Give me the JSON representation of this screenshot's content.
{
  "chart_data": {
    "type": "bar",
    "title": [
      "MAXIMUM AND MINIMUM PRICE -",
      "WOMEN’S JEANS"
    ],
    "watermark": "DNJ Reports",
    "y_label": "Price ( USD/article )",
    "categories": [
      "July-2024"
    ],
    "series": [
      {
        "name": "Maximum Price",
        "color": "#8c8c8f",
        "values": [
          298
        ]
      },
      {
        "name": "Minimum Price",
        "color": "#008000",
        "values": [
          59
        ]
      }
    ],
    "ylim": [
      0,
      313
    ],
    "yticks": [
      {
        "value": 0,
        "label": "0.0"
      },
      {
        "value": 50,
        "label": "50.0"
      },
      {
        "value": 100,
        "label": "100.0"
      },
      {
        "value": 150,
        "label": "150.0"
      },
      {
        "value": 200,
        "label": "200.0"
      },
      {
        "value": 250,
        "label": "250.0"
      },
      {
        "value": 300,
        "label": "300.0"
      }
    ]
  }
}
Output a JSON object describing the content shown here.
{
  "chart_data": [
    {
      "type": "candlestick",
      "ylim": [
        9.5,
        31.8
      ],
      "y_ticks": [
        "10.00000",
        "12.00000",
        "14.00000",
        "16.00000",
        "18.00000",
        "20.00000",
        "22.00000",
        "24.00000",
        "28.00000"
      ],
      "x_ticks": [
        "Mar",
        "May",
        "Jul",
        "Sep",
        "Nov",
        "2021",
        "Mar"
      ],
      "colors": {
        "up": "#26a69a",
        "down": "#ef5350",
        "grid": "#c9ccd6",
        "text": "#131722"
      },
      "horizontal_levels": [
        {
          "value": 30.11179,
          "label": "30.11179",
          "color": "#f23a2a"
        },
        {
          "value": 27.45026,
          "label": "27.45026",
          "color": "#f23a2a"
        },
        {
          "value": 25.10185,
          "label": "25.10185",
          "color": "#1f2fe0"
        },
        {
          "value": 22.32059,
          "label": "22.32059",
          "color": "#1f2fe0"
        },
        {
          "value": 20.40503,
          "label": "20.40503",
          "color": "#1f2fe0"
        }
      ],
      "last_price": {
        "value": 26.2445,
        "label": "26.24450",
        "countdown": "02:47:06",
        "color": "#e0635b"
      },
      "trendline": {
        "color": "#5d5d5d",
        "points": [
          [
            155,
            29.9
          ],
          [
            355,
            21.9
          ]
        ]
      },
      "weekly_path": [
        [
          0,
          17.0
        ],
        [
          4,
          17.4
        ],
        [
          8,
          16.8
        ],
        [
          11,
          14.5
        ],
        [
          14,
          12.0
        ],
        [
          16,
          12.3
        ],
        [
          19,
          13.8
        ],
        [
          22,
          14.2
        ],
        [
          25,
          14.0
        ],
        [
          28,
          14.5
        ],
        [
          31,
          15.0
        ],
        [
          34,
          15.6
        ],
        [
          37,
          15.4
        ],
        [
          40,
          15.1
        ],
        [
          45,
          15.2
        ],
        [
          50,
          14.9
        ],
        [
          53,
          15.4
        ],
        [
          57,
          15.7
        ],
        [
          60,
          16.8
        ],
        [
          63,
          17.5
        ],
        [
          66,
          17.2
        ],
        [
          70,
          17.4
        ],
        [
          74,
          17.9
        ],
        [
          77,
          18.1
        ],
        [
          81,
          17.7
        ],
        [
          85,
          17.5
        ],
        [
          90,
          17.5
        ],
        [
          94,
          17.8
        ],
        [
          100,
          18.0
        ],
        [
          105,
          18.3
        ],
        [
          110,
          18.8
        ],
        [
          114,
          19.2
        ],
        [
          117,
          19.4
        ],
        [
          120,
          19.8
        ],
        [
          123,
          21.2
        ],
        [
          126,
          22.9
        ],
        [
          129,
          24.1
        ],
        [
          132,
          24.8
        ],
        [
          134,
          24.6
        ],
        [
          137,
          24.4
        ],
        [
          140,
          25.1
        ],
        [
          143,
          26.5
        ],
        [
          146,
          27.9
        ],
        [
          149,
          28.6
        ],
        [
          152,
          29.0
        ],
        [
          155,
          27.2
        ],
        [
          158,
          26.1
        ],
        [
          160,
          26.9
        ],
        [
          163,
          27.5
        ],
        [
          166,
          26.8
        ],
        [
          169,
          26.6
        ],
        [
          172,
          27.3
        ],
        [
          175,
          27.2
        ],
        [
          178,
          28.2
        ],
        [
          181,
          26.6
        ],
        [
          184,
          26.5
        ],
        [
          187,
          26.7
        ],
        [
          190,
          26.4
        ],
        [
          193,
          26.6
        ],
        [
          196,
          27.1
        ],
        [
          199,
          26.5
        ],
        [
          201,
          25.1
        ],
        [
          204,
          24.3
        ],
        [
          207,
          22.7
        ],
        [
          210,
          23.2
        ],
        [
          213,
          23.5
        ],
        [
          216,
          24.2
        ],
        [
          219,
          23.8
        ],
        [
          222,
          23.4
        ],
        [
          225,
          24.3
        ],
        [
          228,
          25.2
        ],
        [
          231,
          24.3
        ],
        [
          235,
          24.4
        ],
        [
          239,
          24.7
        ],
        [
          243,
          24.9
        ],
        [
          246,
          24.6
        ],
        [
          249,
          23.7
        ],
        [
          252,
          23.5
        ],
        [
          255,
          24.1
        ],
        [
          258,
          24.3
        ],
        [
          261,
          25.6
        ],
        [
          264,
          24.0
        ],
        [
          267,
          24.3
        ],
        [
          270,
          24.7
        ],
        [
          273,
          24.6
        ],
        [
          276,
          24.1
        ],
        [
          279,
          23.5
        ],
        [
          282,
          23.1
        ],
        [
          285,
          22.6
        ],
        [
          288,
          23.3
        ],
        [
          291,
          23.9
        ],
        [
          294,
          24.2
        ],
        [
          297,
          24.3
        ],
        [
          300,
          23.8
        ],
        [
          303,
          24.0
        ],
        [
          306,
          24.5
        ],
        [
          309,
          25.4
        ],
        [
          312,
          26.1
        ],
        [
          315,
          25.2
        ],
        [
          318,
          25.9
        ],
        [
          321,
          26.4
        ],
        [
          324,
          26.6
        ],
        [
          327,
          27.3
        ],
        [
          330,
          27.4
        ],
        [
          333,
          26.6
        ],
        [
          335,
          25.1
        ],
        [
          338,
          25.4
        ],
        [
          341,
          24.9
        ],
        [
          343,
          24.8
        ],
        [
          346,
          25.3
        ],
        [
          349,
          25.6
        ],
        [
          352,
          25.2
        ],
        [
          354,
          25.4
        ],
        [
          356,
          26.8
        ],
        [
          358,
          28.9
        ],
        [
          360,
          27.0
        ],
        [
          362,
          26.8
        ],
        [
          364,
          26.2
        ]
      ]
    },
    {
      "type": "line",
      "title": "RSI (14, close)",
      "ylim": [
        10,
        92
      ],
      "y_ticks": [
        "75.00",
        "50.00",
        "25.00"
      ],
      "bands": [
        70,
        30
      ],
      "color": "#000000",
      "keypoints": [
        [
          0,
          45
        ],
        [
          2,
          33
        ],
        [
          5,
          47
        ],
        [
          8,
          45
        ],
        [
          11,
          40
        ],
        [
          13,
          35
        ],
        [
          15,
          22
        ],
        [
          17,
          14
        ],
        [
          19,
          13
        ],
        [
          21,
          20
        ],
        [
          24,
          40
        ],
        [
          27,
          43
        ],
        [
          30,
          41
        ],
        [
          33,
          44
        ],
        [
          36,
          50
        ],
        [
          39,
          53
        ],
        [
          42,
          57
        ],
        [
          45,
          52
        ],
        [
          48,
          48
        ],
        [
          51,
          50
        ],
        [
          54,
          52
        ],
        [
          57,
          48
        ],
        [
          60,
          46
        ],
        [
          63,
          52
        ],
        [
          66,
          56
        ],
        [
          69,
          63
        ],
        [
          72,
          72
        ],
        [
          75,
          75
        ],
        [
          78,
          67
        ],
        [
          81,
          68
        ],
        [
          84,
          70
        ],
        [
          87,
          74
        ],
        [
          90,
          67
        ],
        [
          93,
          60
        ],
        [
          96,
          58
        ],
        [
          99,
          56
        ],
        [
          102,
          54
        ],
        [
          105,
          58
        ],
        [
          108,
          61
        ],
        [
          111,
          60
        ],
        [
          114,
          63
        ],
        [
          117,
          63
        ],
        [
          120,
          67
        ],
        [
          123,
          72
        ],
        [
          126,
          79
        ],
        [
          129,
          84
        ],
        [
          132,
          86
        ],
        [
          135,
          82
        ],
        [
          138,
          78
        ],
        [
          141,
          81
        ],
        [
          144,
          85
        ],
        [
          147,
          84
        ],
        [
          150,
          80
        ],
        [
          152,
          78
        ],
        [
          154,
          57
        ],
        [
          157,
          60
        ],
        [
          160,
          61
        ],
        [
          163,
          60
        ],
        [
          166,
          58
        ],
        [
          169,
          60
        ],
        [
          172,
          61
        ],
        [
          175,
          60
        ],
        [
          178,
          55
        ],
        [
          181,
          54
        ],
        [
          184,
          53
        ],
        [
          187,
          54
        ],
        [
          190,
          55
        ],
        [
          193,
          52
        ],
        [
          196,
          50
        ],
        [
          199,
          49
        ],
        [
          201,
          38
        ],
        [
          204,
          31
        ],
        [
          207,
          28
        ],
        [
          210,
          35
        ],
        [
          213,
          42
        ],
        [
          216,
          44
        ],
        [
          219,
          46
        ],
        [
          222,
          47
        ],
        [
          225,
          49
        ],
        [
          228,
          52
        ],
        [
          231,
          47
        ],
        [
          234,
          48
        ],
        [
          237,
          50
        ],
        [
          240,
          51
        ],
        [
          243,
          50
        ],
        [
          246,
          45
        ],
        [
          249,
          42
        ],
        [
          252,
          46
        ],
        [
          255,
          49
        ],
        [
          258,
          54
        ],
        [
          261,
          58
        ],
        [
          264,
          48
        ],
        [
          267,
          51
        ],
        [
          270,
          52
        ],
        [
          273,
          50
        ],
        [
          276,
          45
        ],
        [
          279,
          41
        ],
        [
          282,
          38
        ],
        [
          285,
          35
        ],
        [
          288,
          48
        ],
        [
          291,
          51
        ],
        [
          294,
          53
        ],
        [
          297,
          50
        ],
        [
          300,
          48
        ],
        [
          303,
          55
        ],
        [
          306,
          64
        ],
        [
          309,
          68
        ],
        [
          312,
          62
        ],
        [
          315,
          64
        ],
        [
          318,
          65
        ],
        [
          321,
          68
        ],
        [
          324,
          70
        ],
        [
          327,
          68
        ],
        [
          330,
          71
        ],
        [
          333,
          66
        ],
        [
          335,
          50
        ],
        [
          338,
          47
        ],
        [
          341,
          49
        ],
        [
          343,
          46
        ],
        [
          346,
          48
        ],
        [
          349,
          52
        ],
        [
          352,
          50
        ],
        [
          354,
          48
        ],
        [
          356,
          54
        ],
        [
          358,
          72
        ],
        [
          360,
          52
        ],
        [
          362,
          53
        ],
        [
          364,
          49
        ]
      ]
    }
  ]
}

◆ ◆ ◆ ◆

- What is required
Look through the lines above and collect those with the word "content".

- Expected output
Give me the JSON representation of this screenshot's content.
Output a JSON object describing the content shown here.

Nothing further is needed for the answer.